● Request: Quote all of the data exactly as given. Skip every picture it contains.

● Data shown:
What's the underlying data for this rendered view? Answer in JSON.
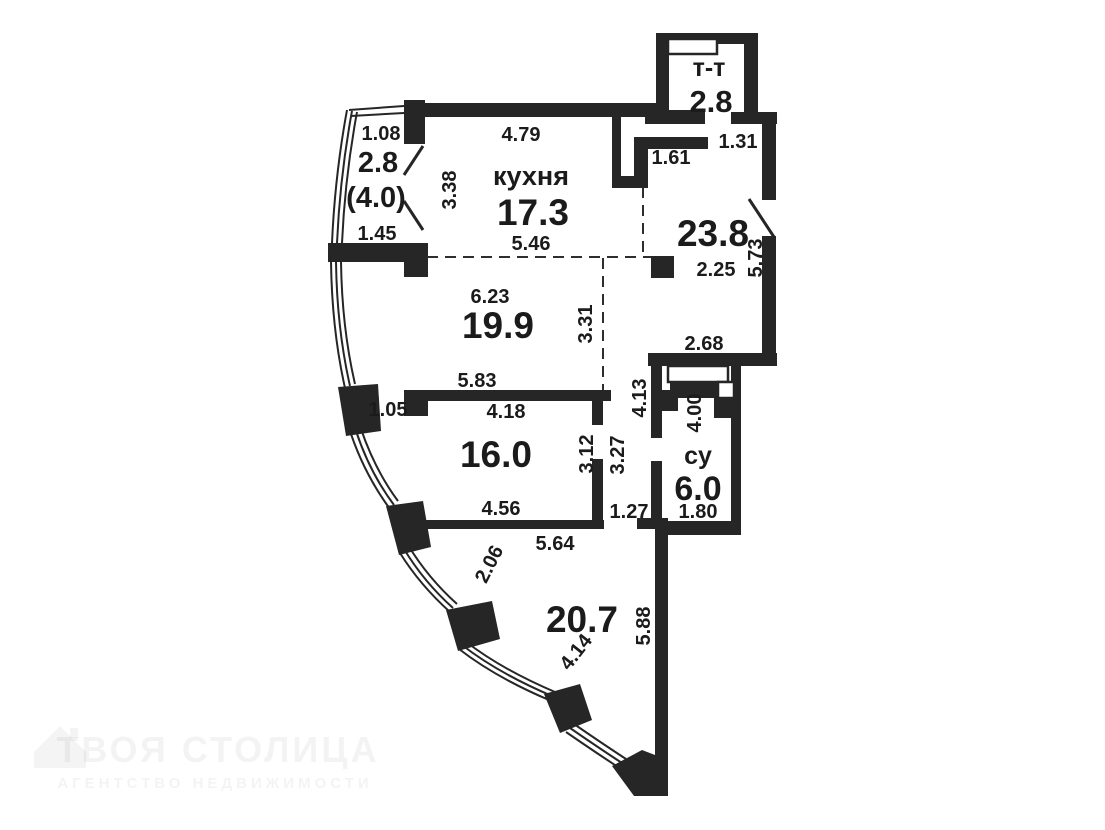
{
  "rooms": {
    "balcony": {
      "area": "2.8",
      "area_alt": "(4.0)",
      "dim_top": "1.08",
      "dim_bottom": "1.45"
    },
    "kitchen": {
      "name": "кухня",
      "area": "17.3",
      "dim_top": "4.79",
      "dim_left": "3.38",
      "dim_bottom": "5.46"
    },
    "vent": {
      "name": "т-т",
      "area": "2.8",
      "dim_below_left": "1.61",
      "dim_below_right": "1.31"
    },
    "hall": {
      "area": "23.8",
      "dim_width": "2.25",
      "dim_right": "5.73",
      "dim_bottom": "2.68"
    },
    "living": {
      "area": "19.9",
      "dim_top": "6.23",
      "dim_right": "3.31",
      "dim_bottom": "5.83"
    },
    "bedroom": {
      "area": "16.0",
      "dim_top_small": "1.05",
      "dim_top": "4.18",
      "dim_right": "3.12",
      "dim_bottom": "4.56"
    },
    "corridor": {
      "dim_inner": "3.27",
      "dim_outer": "4.13",
      "dim_door": "1.27"
    },
    "bath": {
      "name": "су",
      "area": "6.0",
      "dim_left": "4.00",
      "dim_bottom": "1.80"
    },
    "big_room": {
      "area": "20.7",
      "dim_top": "5.64",
      "dim_curve_upper": "2.06",
      "dim_curve_lower": "4.14",
      "dim_right": "5.88"
    }
  },
  "watermark": {
    "title": "ТВОЯ СТОЛИЦА",
    "subtitle": "АГЕНТСТВО НЕДВИЖИМОСТИ"
  },
  "colors": {
    "wall": "#262626",
    "text": "#1b1b1b"
  }
}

● Reply to the task:
What's the underlying data for this rendered view? Answer in JSON.
{
  "rooms": {
    "balcony": {
      "area": "2.8",
      "area_alt": "(4.0)",
      "dim_top": "1.08",
      "dim_bottom": "1.45"
    },
    "kitchen": {
      "name": "кухня",
      "area": "17.3",
      "dim_top": "4.79",
      "dim_left": "3.38",
      "dim_bottom": "5.46"
    },
    "vent": {
      "name": "т-т",
      "area": "2.8",
      "dim_below_left": "1.61",
      "dim_below_right": "1.31"
    },
    "hall": {
      "area": "23.8",
      "dim_width": "2.25",
      "dim_right": "5.73",
      "dim_bottom": "2.68"
    },
    "living": {
      "area": "19.9",
      "dim_top": "6.23",
      "dim_right": "3.31",
      "dim_bottom": "5.83"
    },
    "bedroom": {
      "area": "16.0",
      "dim_top_small": "1.05",
      "dim_top": "4.18",
      "dim_right": "3.12",
      "dim_bottom": "4.56"
    },
    "corridor": {
      "dim_inner": "3.27",
      "dim_outer": "4.13",
      "dim_door": "1.27"
    },
    "bath": {
      "name": "су",
      "area": "6.0",
      "dim_left": "4.00",
      "dim_bottom": "1.80"
    },
    "big_room": {
      "area": "20.7",
      "dim_top": "5.64",
      "dim_curve_upper": "2.06",
      "dim_curve_lower": "4.14",
      "dim_right": "5.88"
    }
  },
  "watermark": {
    "title": "ТВОЯ СТОЛИЦА",
    "subtitle": "АГЕНТСТВО НЕДВИЖИМОСТИ"
  },
  "colors": {
    "wall": "#262626",
    "text": "#1b1b1b"
  }
}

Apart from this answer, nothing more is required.